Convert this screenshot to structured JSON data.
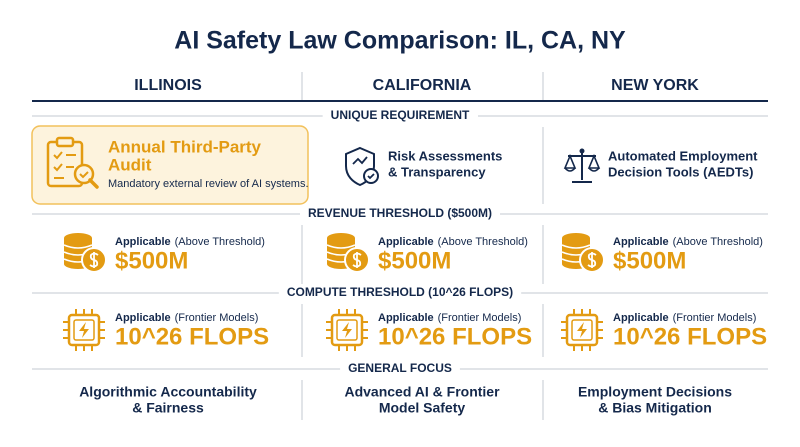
{
  "header": {
    "title": "AI Safety Law Comparison: IL, CA, NY"
  },
  "columns": [
    "ILLINOIS",
    "CALIFORNIA",
    "NEW YORK"
  ],
  "sections": [
    {
      "label": "UNIQUE REQUIREMENT",
      "cells": [
        {
          "title_lines": [
            "Annual Third-Party",
            "Audit"
          ],
          "description": "Mandatory external review of AI systems."
        },
        {
          "title_lines": [
            "Risk Assessments",
            "& Transparency"
          ]
        },
        {
          "title_lines": [
            "Automated Employment",
            "Decision Tools (AEDTs)"
          ]
        }
      ]
    },
    {
      "label": "REVENUE THRESHOLD ($500M)",
      "cells": [
        {
          "status": "Applicable",
          "note": "(Above Threshold)",
          "value": "$500M"
        },
        {
          "status": "Applicable",
          "note": "(Above Threshold)",
          "value": "$500M"
        },
        {
          "status": "Applicable",
          "note": "(Above Threshold)",
          "value": "$500M"
        }
      ]
    },
    {
      "label": "COMPUTE THRESHOLD (10^26 FLOPS)",
      "cells": [
        {
          "status": "Applicable",
          "note": "(Frontier Models)",
          "value": "10^26 FLOPS"
        },
        {
          "status": "Applicable",
          "note": "(Frontier Models)",
          "value": "10^26 FLOPS"
        },
        {
          "status": "Applicable",
          "note": "(Frontier Models)",
          "value": "10^26 FLOPS"
        }
      ]
    },
    {
      "label": "GENERAL FOCUS",
      "cells": [
        {
          "lines": [
            "Algorithmic Accountability",
            "& Fairness"
          ]
        },
        {
          "lines": [
            "Advanced AI & Frontier",
            "Model Safety"
          ]
        },
        {
          "lines": [
            "Employment Decisions",
            "& Bias Mitigation"
          ]
        }
      ]
    }
  ]
}
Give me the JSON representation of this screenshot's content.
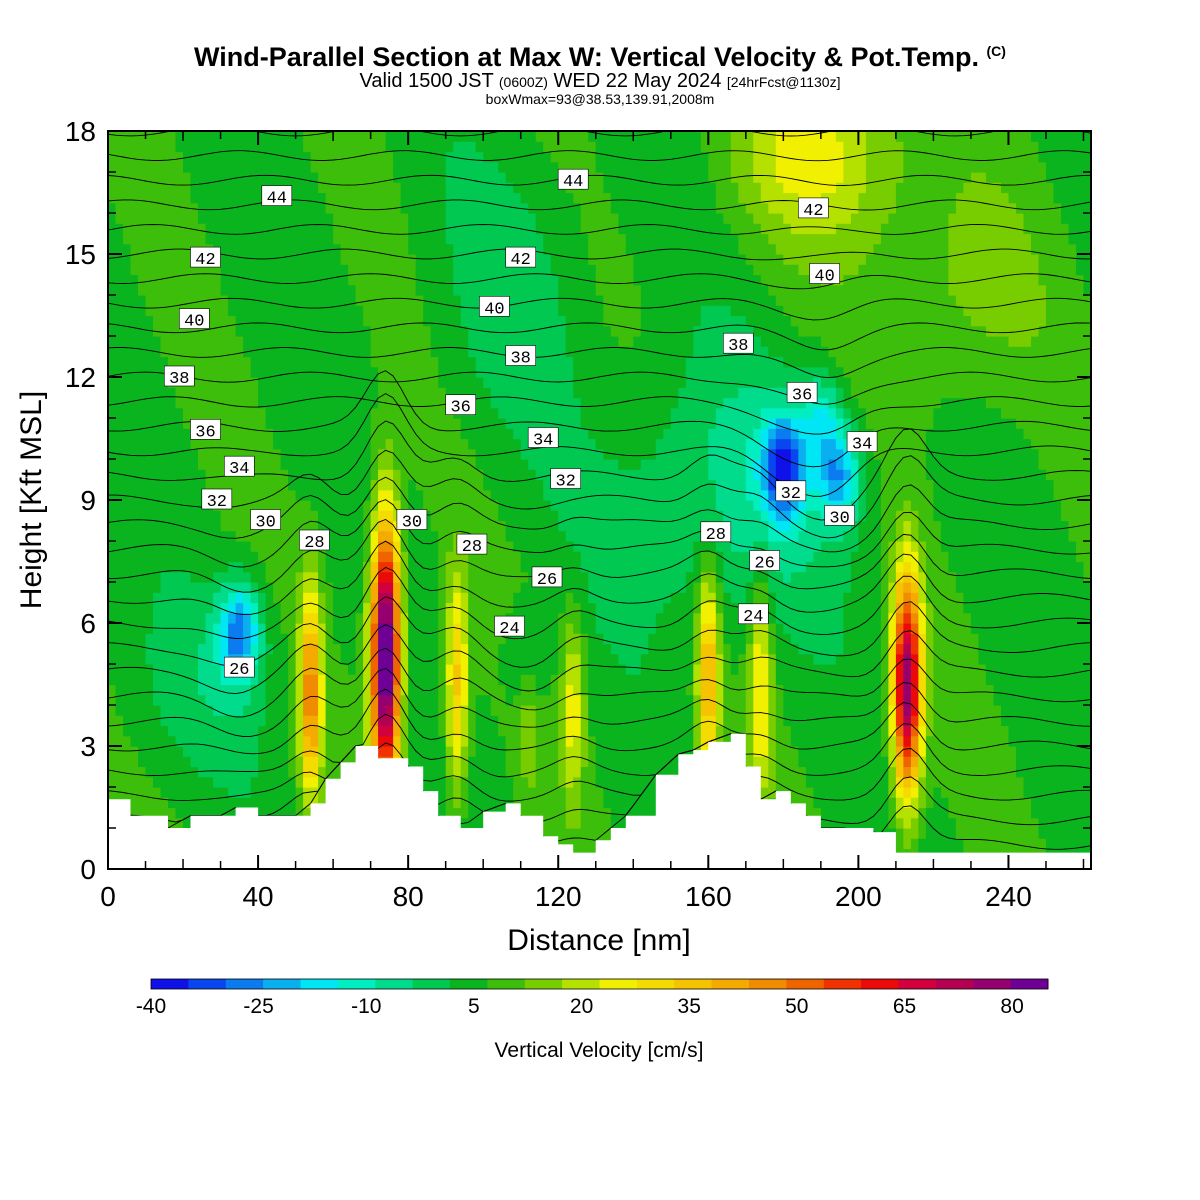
{
  "title": {
    "main": "Wind-Parallel Section at Max W: Vertical Velocity & Pot.Temp.",
    "copyright": "(C)",
    "valid_prefix": "Valid 1500 JST",
    "valid_zulu": "(0600Z)",
    "valid_date": "WED 22 May 2024",
    "forecast": "[24hrFcst@1130z]",
    "box_info": "boxWmax=93@38.53,139.91,2008m"
  },
  "chart_data": {
    "type": "heatmap",
    "xlabel": "Distance [nm]",
    "ylabel": "Height [Kft MSL]",
    "xlim": [
      0,
      262
    ],
    "ylim": [
      0,
      18
    ],
    "x_ticks": [
      "0",
      "40",
      "80",
      "120",
      "160",
      "200",
      "240"
    ],
    "x_tick_values": [
      0,
      40,
      80,
      120,
      160,
      200,
      240
    ],
    "y_ticks": [
      "0",
      "3",
      "6",
      "9",
      "12",
      "15",
      "18"
    ],
    "y_tick_values": [
      0,
      3,
      6,
      9,
      12,
      15,
      18
    ],
    "colorbar": {
      "label": "Vertical Velocity [cm/s]",
      "tick_labels": [
        "-40",
        "-25",
        "-10",
        "5",
        "20",
        "35",
        "50",
        "65",
        "80"
      ],
      "tick_values": [
        -40,
        -25,
        -10,
        5,
        20,
        35,
        50,
        65,
        80
      ],
      "min": -40,
      "max": 85,
      "step": 5,
      "colors": [
        "#1010e8",
        "#0a46f0",
        "#0a7cf0",
        "#0aaff0",
        "#00e6f5",
        "#00eec0",
        "#00dc8c",
        "#00c850",
        "#0ab41e",
        "#3cbe0a",
        "#78cd00",
        "#b4e100",
        "#f0f000",
        "#f5dc00",
        "#f5c300",
        "#f5aa00",
        "#f08c00",
        "#f06400",
        "#f03200",
        "#eb0a0a",
        "#d2003c",
        "#b40050",
        "#96006e",
        "#6e0096"
      ]
    },
    "max_vertical_velocity": {
      "value": 93,
      "unit": "cm/s"
    },
    "updraft_cores": [
      {
        "x": 54,
        "top": 6.8,
        "max": 40
      },
      {
        "x": 74,
        "top": 8.5,
        "max": 85
      },
      {
        "x": 93,
        "top": 7.2,
        "max": 28
      },
      {
        "x": 112,
        "top": 6.0,
        "max": 8
      },
      {
        "x": 124,
        "top": 6.2,
        "max": 18
      },
      {
        "x": 160,
        "top": 7.5,
        "max": 32
      },
      {
        "x": 174,
        "top": 7.2,
        "max": 22
      },
      {
        "x": 213,
        "top": 7.2,
        "max": 70
      }
    ],
    "downdraft_cores": [
      {
        "x": 35,
        "y": 5.8,
        "min": -30
      },
      {
        "x": 180,
        "y": 9.8,
        "min": -35
      },
      {
        "x": 195,
        "y": 9.6,
        "min": -25
      },
      {
        "x": 190,
        "y": 11.0,
        "min": -15
      },
      {
        "x": 112,
        "y": 5.2,
        "min": -10
      }
    ],
    "terrain": {
      "x": [
        0,
        6,
        16,
        22,
        30,
        34,
        40,
        50,
        54,
        58,
        62,
        66,
        72,
        80,
        84,
        88,
        94,
        100,
        106,
        110,
        116,
        120,
        124,
        130,
        134,
        138,
        146,
        152,
        156,
        160,
        166,
        170,
        174,
        178,
        182,
        186,
        190,
        196,
        204,
        210,
        262
      ],
      "y": [
        1.7,
        1.3,
        1.0,
        1.3,
        1.3,
        1.5,
        1.3,
        1.3,
        1.6,
        2.2,
        2.6,
        3.0,
        2.7,
        2.5,
        1.9,
        1.3,
        1.0,
        1.4,
        1.6,
        1.3,
        0.8,
        0.6,
        0.4,
        0.7,
        1.0,
        1.3,
        2.3,
        2.8,
        2.9,
        3.1,
        3.3,
        2.5,
        1.7,
        1.9,
        1.6,
        1.3,
        1.0,
        1.0,
        0.9,
        0.4,
        0.4
      ]
    },
    "potential_temperature": {
      "unit": "K",
      "labels": [
        {
          "text": "44",
          "x": 45,
          "y": 16.4
        },
        {
          "text": "44",
          "x": 124,
          "y": 16.8
        },
        {
          "text": "42",
          "x": 26,
          "y": 14.9
        },
        {
          "text": "42",
          "x": 110,
          "y": 14.9
        },
        {
          "text": "42",
          "x": 188,
          "y": 16.1
        },
        {
          "text": "40",
          "x": 23,
          "y": 13.4
        },
        {
          "text": "40",
          "x": 103,
          "y": 13.7
        },
        {
          "text": "40",
          "x": 191,
          "y": 14.5
        },
        {
          "text": "38",
          "x": 19,
          "y": 12.0
        },
        {
          "text": "38",
          "x": 110,
          "y": 12.5
        },
        {
          "text": "38",
          "x": 168,
          "y": 12.8
        },
        {
          "text": "36",
          "x": 26,
          "y": 10.7
        },
        {
          "text": "36",
          "x": 94,
          "y": 11.3
        },
        {
          "text": "36",
          "x": 185,
          "y": 11.6
        },
        {
          "text": "34",
          "x": 35,
          "y": 9.8
        },
        {
          "text": "34",
          "x": 116,
          "y": 10.5
        },
        {
          "text": "34",
          "x": 201,
          "y": 10.4
        },
        {
          "text": "32",
          "x": 29,
          "y": 9.0
        },
        {
          "text": "32",
          "x": 122,
          "y": 9.5
        },
        {
          "text": "32",
          "x": 182,
          "y": 9.2
        },
        {
          "text": "30",
          "x": 42,
          "y": 8.5
        },
        {
          "text": "30",
          "x": 81,
          "y": 8.5
        },
        {
          "text": "30",
          "x": 195,
          "y": 8.6
        },
        {
          "text": "28",
          "x": 55,
          "y": 8.0
        },
        {
          "text": "28",
          "x": 97,
          "y": 7.9
        },
        {
          "text": "28",
          "x": 162,
          "y": 8.2
        },
        {
          "text": "26",
          "x": 117,
          "y": 7.1
        },
        {
          "text": "26",
          "x": 175,
          "y": 7.5
        },
        {
          "text": "26",
          "x": 35,
          "y": 4.9
        },
        {
          "text": "24",
          "x": 107,
          "y": 5.9
        },
        {
          "text": "24",
          "x": 172,
          "y": 6.2
        }
      ]
    }
  }
}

──────

Respond with nothing but the number of lines in the entries that contain the string "screenshot".

2